Answer with one number: how many lines have "kumuliert".

> **Stored entries**
↓↓↓
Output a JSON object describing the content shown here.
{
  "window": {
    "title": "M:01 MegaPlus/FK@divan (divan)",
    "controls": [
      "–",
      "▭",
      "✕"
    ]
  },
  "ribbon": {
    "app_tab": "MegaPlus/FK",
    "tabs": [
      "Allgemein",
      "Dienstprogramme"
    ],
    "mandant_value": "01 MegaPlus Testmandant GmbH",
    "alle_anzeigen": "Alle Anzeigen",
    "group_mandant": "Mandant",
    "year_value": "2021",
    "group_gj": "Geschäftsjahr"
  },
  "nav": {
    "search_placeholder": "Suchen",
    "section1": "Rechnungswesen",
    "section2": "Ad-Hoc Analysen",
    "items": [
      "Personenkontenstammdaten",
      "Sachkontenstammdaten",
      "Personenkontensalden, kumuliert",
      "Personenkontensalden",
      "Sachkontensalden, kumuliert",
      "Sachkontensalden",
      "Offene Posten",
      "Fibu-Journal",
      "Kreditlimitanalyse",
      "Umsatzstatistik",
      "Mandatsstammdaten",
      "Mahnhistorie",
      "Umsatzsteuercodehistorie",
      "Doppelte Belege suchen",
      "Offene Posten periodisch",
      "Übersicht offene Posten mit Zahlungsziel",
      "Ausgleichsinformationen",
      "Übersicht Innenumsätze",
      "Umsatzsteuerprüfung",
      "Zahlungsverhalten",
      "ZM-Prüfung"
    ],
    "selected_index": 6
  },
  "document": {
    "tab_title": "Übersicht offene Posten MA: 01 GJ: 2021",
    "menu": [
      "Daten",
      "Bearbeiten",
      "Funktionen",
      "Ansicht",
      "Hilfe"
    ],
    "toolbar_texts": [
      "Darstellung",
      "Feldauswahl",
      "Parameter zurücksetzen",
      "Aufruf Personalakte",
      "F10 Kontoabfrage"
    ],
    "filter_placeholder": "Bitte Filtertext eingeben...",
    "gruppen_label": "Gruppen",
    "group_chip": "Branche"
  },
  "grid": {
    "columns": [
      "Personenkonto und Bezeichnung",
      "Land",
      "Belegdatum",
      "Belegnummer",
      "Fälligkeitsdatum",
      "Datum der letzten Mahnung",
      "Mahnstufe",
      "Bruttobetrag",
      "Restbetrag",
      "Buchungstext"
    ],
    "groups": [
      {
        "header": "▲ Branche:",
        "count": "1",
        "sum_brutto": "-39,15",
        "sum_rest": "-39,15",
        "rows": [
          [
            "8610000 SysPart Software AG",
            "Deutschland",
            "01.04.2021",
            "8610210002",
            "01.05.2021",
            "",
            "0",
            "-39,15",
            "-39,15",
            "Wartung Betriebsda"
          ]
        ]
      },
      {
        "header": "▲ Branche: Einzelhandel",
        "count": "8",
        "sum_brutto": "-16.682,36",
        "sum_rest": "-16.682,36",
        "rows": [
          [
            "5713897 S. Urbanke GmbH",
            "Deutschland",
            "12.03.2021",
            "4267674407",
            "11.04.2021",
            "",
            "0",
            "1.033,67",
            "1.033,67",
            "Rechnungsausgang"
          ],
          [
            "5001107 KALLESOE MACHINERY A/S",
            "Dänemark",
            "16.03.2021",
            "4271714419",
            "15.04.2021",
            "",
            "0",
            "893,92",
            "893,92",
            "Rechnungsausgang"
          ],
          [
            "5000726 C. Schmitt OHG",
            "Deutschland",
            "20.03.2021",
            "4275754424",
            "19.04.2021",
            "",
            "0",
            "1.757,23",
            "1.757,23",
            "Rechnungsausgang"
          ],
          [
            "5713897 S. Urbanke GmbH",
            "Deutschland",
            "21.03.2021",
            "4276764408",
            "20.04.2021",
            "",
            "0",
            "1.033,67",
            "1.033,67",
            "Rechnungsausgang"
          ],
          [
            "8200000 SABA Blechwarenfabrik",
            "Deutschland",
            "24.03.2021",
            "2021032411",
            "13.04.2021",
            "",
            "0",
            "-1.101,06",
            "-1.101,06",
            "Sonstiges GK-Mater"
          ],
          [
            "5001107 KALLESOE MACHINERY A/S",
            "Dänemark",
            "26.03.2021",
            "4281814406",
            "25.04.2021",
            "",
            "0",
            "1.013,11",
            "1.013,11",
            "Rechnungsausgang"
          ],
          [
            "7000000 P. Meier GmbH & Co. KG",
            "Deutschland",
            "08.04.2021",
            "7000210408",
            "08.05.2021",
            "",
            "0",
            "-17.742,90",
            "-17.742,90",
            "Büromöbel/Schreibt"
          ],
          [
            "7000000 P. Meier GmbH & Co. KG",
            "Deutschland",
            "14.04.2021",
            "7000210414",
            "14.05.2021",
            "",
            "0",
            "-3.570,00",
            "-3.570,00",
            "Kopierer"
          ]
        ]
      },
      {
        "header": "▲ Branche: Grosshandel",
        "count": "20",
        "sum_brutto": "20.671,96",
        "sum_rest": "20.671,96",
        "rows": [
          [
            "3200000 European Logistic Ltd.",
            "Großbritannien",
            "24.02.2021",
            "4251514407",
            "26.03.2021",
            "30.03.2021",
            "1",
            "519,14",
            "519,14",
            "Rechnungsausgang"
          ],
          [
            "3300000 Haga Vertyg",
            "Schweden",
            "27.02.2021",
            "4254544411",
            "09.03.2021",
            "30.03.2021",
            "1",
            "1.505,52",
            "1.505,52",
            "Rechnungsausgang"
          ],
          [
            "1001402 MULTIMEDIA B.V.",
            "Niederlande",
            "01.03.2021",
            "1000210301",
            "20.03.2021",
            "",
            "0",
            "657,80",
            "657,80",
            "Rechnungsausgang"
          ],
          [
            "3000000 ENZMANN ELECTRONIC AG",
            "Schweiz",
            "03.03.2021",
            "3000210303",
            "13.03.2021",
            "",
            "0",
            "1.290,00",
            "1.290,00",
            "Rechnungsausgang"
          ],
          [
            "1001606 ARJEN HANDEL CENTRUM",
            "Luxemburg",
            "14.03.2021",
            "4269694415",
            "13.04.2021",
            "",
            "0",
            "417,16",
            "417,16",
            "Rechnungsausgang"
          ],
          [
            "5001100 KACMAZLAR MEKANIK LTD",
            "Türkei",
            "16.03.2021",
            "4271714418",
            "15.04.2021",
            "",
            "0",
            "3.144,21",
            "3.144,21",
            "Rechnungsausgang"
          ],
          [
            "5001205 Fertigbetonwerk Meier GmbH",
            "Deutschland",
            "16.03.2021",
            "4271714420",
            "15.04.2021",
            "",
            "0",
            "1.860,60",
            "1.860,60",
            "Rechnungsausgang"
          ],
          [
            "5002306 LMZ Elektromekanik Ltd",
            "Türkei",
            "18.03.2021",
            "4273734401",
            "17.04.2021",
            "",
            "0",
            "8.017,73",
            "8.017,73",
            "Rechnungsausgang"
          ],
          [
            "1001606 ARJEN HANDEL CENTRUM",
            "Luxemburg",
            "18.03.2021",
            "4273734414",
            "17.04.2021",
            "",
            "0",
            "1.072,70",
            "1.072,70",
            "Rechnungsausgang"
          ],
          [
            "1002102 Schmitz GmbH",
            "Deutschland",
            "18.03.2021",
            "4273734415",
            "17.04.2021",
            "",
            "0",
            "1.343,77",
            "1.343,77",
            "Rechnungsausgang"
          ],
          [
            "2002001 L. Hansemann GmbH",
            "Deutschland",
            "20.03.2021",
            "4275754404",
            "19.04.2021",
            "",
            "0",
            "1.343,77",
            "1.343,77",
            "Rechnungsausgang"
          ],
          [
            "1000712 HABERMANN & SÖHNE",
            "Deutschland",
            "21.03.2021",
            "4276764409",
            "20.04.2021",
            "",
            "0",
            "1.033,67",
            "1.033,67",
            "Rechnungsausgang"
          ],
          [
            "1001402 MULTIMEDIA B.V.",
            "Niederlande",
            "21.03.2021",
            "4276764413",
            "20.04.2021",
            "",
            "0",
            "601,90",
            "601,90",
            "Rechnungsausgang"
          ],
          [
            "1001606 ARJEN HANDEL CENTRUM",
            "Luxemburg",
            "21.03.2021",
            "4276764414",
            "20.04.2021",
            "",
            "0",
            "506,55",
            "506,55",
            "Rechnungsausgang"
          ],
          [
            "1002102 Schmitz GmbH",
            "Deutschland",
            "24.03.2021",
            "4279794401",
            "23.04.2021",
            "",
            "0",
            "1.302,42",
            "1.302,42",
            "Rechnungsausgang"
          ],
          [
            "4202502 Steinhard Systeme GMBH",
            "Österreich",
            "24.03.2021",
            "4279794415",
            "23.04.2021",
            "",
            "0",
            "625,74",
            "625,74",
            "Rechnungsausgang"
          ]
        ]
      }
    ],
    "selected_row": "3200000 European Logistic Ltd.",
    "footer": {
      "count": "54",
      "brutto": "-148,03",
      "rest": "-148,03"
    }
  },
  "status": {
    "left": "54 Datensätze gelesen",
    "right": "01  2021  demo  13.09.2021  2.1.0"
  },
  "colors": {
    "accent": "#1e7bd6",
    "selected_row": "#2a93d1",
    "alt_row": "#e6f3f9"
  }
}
↑↑↑
> **Exercise result**
2